**EXERCISE AIM**
Write out all entries word for word.

**ENTRIES**

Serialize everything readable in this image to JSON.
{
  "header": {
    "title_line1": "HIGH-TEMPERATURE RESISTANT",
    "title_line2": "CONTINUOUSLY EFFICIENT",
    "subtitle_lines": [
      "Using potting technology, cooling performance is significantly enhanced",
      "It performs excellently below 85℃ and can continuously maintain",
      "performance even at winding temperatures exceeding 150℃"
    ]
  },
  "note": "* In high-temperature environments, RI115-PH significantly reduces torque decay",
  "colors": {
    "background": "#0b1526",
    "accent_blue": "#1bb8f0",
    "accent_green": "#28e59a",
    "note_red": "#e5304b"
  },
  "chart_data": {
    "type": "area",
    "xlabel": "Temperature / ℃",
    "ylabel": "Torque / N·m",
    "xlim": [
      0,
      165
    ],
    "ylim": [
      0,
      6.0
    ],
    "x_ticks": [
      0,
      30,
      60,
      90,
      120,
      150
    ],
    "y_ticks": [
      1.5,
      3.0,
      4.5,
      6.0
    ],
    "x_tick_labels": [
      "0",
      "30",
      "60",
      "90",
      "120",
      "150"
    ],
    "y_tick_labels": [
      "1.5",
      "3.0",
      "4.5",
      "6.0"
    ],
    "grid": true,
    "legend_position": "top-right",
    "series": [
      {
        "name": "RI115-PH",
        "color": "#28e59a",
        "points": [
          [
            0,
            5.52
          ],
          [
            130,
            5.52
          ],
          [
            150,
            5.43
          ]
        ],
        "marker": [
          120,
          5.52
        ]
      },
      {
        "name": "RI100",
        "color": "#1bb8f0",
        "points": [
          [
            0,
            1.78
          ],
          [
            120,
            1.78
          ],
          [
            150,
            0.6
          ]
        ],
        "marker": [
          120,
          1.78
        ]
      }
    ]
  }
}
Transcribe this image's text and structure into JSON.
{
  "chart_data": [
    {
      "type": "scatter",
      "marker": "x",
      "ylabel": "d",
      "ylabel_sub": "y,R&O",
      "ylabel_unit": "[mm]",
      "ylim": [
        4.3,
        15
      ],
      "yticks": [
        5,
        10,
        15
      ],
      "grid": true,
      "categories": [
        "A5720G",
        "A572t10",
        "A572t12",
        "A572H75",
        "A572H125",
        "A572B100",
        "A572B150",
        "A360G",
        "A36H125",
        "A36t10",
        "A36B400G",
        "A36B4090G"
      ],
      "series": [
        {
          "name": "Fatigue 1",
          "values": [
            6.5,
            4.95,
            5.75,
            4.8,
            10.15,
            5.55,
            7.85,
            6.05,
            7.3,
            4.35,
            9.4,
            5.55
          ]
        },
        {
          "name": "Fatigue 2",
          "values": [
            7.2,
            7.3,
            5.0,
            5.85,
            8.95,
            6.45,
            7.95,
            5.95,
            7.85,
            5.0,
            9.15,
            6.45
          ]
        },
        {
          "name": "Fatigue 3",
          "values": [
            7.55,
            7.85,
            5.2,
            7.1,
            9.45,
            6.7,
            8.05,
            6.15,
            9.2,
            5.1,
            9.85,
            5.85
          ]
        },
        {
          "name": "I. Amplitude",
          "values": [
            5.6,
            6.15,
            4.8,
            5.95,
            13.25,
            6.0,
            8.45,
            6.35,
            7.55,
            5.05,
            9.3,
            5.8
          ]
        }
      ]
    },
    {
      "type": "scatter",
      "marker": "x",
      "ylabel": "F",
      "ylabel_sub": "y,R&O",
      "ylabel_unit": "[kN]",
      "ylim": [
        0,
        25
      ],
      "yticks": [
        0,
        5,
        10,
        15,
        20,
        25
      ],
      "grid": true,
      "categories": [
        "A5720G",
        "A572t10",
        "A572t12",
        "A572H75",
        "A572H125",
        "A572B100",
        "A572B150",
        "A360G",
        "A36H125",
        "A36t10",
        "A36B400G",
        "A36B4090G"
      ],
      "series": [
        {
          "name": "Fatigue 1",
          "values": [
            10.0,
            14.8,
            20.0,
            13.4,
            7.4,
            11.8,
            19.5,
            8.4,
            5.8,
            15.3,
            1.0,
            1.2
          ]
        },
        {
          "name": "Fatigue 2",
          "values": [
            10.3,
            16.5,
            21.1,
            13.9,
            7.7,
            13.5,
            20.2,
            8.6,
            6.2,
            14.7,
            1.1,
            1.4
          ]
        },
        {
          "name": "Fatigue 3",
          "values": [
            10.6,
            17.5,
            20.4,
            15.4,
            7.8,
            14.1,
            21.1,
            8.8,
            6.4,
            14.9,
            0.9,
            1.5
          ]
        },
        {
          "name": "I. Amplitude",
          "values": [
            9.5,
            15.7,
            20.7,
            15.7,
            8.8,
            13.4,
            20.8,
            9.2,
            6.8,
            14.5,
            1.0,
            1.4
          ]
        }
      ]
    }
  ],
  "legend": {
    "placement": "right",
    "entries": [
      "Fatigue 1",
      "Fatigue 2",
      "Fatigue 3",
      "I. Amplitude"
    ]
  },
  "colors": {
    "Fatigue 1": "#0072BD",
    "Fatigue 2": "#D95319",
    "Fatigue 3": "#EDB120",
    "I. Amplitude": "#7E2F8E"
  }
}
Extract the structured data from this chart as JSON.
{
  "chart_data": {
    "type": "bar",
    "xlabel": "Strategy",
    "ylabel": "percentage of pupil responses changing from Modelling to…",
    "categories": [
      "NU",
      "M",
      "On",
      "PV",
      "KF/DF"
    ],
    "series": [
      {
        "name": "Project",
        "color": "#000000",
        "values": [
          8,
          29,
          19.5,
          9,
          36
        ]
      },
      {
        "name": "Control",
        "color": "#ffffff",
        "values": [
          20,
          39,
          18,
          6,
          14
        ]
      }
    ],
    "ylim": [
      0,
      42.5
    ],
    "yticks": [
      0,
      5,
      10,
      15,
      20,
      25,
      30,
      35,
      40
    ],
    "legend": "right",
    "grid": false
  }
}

**EXPECTED ANSWER**
Serialize everything readable in this image to JSON.
{
  "header": {
    "title_line1": "HIGH-TEMPERATURE RESISTANT",
    "title_line2": "CONTINUOUSLY EFFICIENT",
    "subtitle_lines": [
      "Using potting technology, cooling performance is significantly enhanced",
      "It performs excellently below 85℃ and can continuously maintain",
      "performance even at winding temperatures exceeding 150℃"
    ]
  },
  "note": "* In high-temperature environments, RI115-PH significantly reduces torque decay",
  "colors": {
    "background": "#0b1526",
    "accent_blue": "#1bb8f0",
    "accent_green": "#28e59a",
    "note_red": "#e5304b"
  },
  "chart_data": {
    "type": "area",
    "xlabel": "Temperature / ℃",
    "ylabel": "Torque / N·m",
    "xlim": [
      0,
      165
    ],
    "ylim": [
      0,
      6.0
    ],
    "x_ticks": [
      0,
      30,
      60,
      90,
      120,
      150
    ],
    "y_ticks": [
      1.5,
      3.0,
      4.5,
      6.0
    ],
    "x_tick_labels": [
      "0",
      "30",
      "60",
      "90",
      "120",
      "150"
    ],
    "y_tick_labels": [
      "1.5",
      "3.0",
      "4.5",
      "6.0"
    ],
    "grid": true,
    "legend_position": "top-right",
    "series": [
      {
        "name": "RI115-PH",
        "color": "#28e59a",
        "points": [
          [
            0,
            5.52
          ],
          [
            130,
            5.52
          ],
          [
            150,
            5.43
          ]
        ],
        "marker": [
          120,
          5.52
        ]
      },
      {
        "name": "RI100",
        "color": "#1bb8f0",
        "points": [
          [
            0,
            1.78
          ],
          [
            120,
            1.78
          ],
          [
            150,
            0.6
          ]
        ],
        "marker": [
          120,
          1.78
        ]
      }
    ]
  }
}
Transcribe this image's text and structure into JSON.
{
  "chart_data": [
    {
      "type": "scatter",
      "marker": "x",
      "ylabel": "d",
      "ylabel_sub": "y,R&O",
      "ylabel_unit": "[mm]",
      "ylim": [
        4.3,
        15
      ],
      "yticks": [
        5,
        10,
        15
      ],
      "grid": true,
      "categories": [
        "A5720G",
        "A572t10",
        "A572t12",
        "A572H75",
        "A572H125",
        "A572B100",
        "A572B150",
        "A360G",
        "A36H125",
        "A36t10",
        "A36B400G",
        "A36B4090G"
      ],
      "series": [
        {
          "name": "Fatigue 1",
          "values": [
            6.5,
            4.95,
            5.75,
            4.8,
            10.15,
            5.55,
            7.85,
            6.05,
            7.3,
            4.35,
            9.4,
            5.55
          ]
        },
        {
          "name": "Fatigue 2",
          "values": [
            7.2,
            7.3,
            5.0,
            5.85,
            8.95,
            6.45,
            7.95,
            5.95,
            7.85,
            5.0,
            9.15,
            6.45
          ]
        },
        {
          "name": "Fatigue 3",
          "values": [
            7.55,
            7.85,
            5.2,
            7.1,
            9.45,
            6.7,
            8.05,
            6.15,
            9.2,
            5.1,
            9.85,
            5.85
          ]
        },
        {
          "name": "I. Amplitude",
          "values": [
            5.6,
            6.15,
            4.8,
            5.95,
            13.25,
            6.0,
            8.45,
            6.35,
            7.55,
            5.05,
            9.3,
            5.8
          ]
        }
      ]
    },
    {
      "type": "scatter",
      "marker": "x",
      "ylabel": "F",
      "ylabel_sub": "y,R&O",
      "ylabel_unit": "[kN]",
      "ylim": [
        0,
        25
      ],
      "yticks": [
        0,
        5,
        10,
        15,
        20,
        25
      ],
      "grid": true,
      "categories": [
        "A5720G",
        "A572t10",
        "A572t12",
        "A572H75",
        "A572H125",
        "A572B100",
        "A572B150",
        "A360G",
        "A36H125",
        "A36t10",
        "A36B400G",
        "A36B4090G"
      ],
      "series": [
        {
          "name": "Fatigue 1",
          "values": [
            10.0,
            14.8,
            20.0,
            13.4,
            7.4,
            11.8,
            19.5,
            8.4,
            5.8,
            15.3,
            1.0,
            1.2
          ]
        },
        {
          "name": "Fatigue 2",
          "values": [
            10.3,
            16.5,
            21.1,
            13.9,
            7.7,
            13.5,
            20.2,
            8.6,
            6.2,
            14.7,
            1.1,
            1.4
          ]
        },
        {
          "name": "Fatigue 3",
          "values": [
            10.6,
            17.5,
            20.4,
            15.4,
            7.8,
            14.1,
            21.1,
            8.8,
            6.4,
            14.9,
            0.9,
            1.5
          ]
        },
        {
          "name": "I. Amplitude",
          "values": [
            9.5,
            15.7,
            20.7,
            15.7,
            8.8,
            13.4,
            20.8,
            9.2,
            6.8,
            14.5,
            1.0,
            1.4
          ]
        }
      ]
    }
  ],
  "legend": {
    "placement": "right",
    "entries": [
      "Fatigue 1",
      "Fatigue 2",
      "Fatigue 3",
      "I. Amplitude"
    ]
  },
  "colors": {
    "Fatigue 1": "#0072BD",
    "Fatigue 2": "#D95319",
    "Fatigue 3": "#EDB120",
    "I. Amplitude": "#7E2F8E"
  }
}
Extract the structured data from this chart as JSON.
{
  "chart_data": {
    "type": "bar",
    "xlabel": "Strategy",
    "ylabel": "percentage of pupil responses changing from Modelling to…",
    "categories": [
      "NU",
      "M",
      "On",
      "PV",
      "KF/DF"
    ],
    "series": [
      {
        "name": "Project",
        "color": "#000000",
        "values": [
          8,
          29,
          19.5,
          9,
          36
        ]
      },
      {
        "name": "Control",
        "color": "#ffffff",
        "values": [
          20,
          39,
          18,
          6,
          14
        ]
      }
    ],
    "ylim": [
      0,
      42.5
    ],
    "yticks": [
      0,
      5,
      10,
      15,
      20,
      25,
      30,
      35,
      40
    ],
    "legend": "right",
    "grid": false
  }
}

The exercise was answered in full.